Extract each line of the material that follows exactly and omit its pictures.

Raw records:
(begin)

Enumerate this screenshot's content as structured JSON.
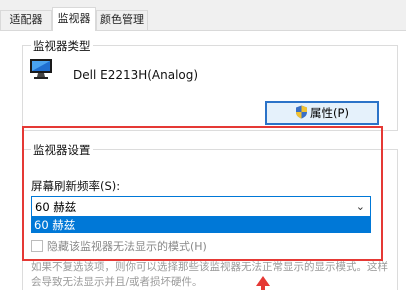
{
  "tabs": [
    {
      "label": "适配器"
    },
    {
      "label": "监视器"
    },
    {
      "label": "颜色管理"
    }
  ],
  "monitor_type": {
    "title": "监视器类型",
    "monitor_name": "Dell E2213H(Analog)",
    "properties_button": "属性(P)"
  },
  "monitor_settings": {
    "title": "监视器设置",
    "refresh_label": "屏幕刷新频率(S):",
    "selected_rate": "60 赫兹",
    "dropdown_options": [
      "60 赫兹"
    ],
    "hide_modes_label": "隐藏该监视器无法显示的模式(H)",
    "hide_modes_checked": false,
    "description": "如果不复选该项，则你可以选择那些该监视器无法正常显示的显示模式。这样会导致无法显示并且/或者损坏硬件。"
  },
  "colors": {
    "accent": "#0078d7",
    "highlight": "#e53935",
    "button_border": "#2b73c8"
  },
  "icons": {
    "monitor": "monitor-icon",
    "shield": "shield-icon",
    "dropdown": "chevron-down-icon",
    "annotation_arrow": "red-arrow-icon"
  }
}
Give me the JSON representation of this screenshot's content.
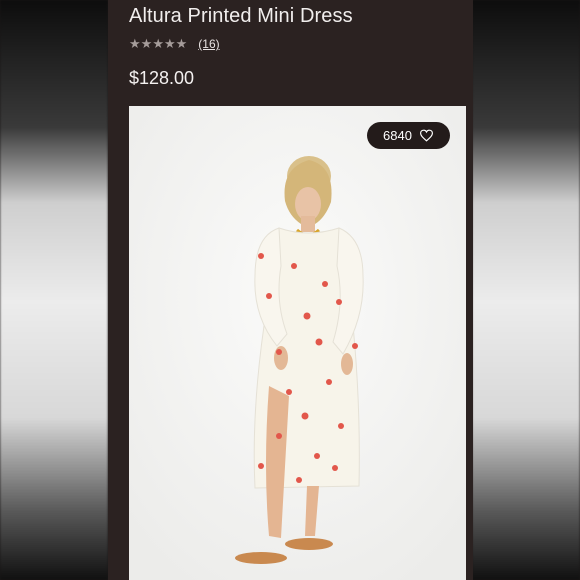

(end)

▸ REPLY TO THE EXERCISE
Enumerate this screenshot's content as structured JSON.
{
  "tabs": [
    {
      "label": "适配器"
    },
    {
      "label": "监视器"
    },
    {
      "label": "颜色管理"
    }
  ],
  "monitor_type": {
    "title": "监视器类型",
    "monitor_name": "Dell E2213H(Analog)",
    "properties_button": "属性(P)"
  },
  "monitor_settings": {
    "title": "监视器设置",
    "refresh_label": "屏幕刷新频率(S):",
    "selected_rate": "60 赫兹",
    "dropdown_options": [
      "60 赫兹"
    ],
    "hide_modes_label": "隐藏该监视器无法显示的模式(H)",
    "hide_modes_checked": false,
    "description": "如果不复选该项，则你可以选择那些该监视器无法正常显示的显示模式。这样会导致无法显示并且/或者损坏硬件。"
  },
  "colors": {
    "accent": "#0078d7",
    "highlight": "#e53935",
    "button_border": "#2b73c8"
  },
  "icons": {
    "monitor": "monitor-icon",
    "shield": "shield-icon",
    "dropdown": "chevron-down-icon",
    "annotation_arrow": "red-arrow-icon"
  }
}
Give me the JSON representation of this screenshot's content.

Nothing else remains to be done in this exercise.